• **Required task**: Beneath this task is a listing. State how many of its lines include the string "alphanumeric", giving nothing but the number.
— Start of Records for the exercise —
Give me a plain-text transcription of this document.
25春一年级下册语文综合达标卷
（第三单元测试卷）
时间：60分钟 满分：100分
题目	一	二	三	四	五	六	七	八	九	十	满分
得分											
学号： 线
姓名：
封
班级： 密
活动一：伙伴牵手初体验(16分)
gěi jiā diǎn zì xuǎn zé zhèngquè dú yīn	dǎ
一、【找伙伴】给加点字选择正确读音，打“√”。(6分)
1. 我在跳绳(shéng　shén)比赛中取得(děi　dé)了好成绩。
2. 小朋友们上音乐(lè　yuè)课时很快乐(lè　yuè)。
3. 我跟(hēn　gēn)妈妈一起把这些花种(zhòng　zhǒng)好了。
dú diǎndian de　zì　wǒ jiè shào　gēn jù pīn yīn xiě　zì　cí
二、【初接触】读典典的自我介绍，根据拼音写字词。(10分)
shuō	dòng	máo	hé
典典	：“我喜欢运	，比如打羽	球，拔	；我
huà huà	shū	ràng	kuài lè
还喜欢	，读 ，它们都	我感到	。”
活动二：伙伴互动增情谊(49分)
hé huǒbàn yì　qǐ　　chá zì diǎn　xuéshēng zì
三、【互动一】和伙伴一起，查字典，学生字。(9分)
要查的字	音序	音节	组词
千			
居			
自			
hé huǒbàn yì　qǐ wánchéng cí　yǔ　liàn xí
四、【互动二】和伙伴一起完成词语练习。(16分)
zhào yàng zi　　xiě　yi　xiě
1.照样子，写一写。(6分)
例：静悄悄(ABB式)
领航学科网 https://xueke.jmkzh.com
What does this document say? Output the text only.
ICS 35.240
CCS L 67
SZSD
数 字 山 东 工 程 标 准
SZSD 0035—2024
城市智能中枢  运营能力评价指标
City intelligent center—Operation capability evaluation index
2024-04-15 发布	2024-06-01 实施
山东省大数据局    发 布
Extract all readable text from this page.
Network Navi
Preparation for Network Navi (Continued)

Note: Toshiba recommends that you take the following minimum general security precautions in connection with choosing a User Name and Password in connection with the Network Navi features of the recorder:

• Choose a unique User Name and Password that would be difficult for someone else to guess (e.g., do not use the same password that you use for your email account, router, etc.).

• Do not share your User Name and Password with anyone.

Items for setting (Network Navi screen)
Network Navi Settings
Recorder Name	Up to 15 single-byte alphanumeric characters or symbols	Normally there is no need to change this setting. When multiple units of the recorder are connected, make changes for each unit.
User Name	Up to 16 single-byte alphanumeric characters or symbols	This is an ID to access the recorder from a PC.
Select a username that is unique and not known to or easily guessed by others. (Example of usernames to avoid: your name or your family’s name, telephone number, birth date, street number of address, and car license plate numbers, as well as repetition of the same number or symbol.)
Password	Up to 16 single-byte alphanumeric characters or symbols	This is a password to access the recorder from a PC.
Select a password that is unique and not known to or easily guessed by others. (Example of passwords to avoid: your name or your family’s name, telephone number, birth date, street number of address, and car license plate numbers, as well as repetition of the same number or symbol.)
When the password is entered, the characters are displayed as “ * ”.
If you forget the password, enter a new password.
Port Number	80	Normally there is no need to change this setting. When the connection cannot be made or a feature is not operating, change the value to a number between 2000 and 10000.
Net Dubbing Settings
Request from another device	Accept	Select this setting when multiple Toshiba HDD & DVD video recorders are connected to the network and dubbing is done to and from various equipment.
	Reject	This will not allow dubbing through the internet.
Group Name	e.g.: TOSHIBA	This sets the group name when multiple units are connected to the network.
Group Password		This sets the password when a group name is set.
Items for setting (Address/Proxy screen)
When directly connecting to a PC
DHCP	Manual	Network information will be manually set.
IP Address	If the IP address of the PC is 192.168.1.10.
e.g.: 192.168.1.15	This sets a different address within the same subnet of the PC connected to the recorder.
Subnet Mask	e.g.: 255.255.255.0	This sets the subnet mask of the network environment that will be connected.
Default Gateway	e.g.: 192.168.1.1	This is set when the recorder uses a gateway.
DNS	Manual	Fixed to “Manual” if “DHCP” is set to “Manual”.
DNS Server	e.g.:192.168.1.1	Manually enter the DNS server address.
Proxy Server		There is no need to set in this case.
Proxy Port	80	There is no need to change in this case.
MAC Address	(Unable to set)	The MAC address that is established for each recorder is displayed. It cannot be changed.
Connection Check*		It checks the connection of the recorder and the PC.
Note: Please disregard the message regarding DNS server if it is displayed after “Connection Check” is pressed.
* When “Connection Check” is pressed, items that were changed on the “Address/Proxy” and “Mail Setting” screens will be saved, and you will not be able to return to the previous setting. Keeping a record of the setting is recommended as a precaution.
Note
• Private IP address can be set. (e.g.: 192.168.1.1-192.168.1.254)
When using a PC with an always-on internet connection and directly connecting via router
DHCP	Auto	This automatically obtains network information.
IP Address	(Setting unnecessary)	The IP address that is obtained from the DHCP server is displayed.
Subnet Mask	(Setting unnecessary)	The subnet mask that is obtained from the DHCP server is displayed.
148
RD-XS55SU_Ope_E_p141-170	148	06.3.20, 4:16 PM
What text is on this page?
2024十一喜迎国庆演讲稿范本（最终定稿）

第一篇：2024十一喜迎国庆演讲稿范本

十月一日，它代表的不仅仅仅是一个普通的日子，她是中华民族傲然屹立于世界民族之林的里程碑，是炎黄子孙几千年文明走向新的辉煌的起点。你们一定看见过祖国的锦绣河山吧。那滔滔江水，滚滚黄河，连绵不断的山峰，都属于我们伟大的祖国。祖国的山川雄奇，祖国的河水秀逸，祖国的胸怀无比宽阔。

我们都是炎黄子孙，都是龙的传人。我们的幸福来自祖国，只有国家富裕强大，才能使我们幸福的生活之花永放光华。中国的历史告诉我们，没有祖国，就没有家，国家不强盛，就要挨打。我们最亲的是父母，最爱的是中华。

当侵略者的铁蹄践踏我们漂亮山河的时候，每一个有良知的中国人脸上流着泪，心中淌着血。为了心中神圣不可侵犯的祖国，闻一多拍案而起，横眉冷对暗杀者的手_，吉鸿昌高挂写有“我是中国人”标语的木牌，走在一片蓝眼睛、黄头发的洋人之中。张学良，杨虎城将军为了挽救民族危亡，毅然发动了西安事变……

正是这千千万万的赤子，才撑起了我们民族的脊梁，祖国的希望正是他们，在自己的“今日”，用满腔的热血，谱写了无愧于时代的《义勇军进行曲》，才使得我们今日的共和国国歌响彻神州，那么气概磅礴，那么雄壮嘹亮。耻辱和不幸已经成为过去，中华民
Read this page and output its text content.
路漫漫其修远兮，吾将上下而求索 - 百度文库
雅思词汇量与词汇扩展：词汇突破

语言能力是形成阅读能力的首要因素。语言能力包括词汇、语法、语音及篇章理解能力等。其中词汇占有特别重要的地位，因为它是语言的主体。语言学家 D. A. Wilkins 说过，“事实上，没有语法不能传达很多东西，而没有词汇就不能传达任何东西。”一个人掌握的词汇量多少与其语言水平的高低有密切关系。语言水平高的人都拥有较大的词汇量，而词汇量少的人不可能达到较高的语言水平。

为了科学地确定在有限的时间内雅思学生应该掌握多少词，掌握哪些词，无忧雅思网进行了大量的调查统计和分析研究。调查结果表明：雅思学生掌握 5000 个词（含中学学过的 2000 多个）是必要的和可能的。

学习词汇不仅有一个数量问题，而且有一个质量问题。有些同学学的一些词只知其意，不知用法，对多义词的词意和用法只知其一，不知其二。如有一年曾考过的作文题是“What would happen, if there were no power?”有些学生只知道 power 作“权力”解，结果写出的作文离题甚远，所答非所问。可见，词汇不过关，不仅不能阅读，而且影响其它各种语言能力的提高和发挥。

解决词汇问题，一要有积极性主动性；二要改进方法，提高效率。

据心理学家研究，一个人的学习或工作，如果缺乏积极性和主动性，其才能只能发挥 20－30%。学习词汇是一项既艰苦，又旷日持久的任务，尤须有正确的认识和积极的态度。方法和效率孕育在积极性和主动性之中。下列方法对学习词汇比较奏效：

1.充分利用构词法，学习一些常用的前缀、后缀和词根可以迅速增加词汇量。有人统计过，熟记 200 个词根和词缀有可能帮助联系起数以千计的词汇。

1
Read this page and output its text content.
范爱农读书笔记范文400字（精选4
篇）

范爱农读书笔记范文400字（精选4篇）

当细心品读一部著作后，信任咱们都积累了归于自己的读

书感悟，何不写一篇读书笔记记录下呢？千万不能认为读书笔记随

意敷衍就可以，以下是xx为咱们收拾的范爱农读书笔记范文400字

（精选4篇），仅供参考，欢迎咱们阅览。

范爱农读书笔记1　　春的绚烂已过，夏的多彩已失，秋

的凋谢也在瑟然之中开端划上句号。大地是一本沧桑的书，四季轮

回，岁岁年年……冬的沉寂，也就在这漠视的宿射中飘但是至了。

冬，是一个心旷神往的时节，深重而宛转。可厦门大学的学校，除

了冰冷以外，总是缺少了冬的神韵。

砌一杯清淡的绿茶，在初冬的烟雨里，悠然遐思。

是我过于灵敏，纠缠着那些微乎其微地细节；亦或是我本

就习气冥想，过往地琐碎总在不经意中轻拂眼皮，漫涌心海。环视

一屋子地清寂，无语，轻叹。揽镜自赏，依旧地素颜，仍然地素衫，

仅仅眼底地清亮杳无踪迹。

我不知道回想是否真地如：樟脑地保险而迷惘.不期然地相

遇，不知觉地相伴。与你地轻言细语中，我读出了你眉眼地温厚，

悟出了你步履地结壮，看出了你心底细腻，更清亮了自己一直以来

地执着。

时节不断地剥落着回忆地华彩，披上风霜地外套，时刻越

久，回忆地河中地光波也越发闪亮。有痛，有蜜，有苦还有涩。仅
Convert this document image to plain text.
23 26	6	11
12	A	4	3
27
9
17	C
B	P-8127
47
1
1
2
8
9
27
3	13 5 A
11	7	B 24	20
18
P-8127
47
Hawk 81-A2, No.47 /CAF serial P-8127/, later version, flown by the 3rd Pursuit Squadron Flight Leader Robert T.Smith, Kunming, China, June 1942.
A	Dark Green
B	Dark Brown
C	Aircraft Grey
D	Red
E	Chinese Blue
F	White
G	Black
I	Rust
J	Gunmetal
— End of Records for the exercise —
• **Response to this exercise**: 3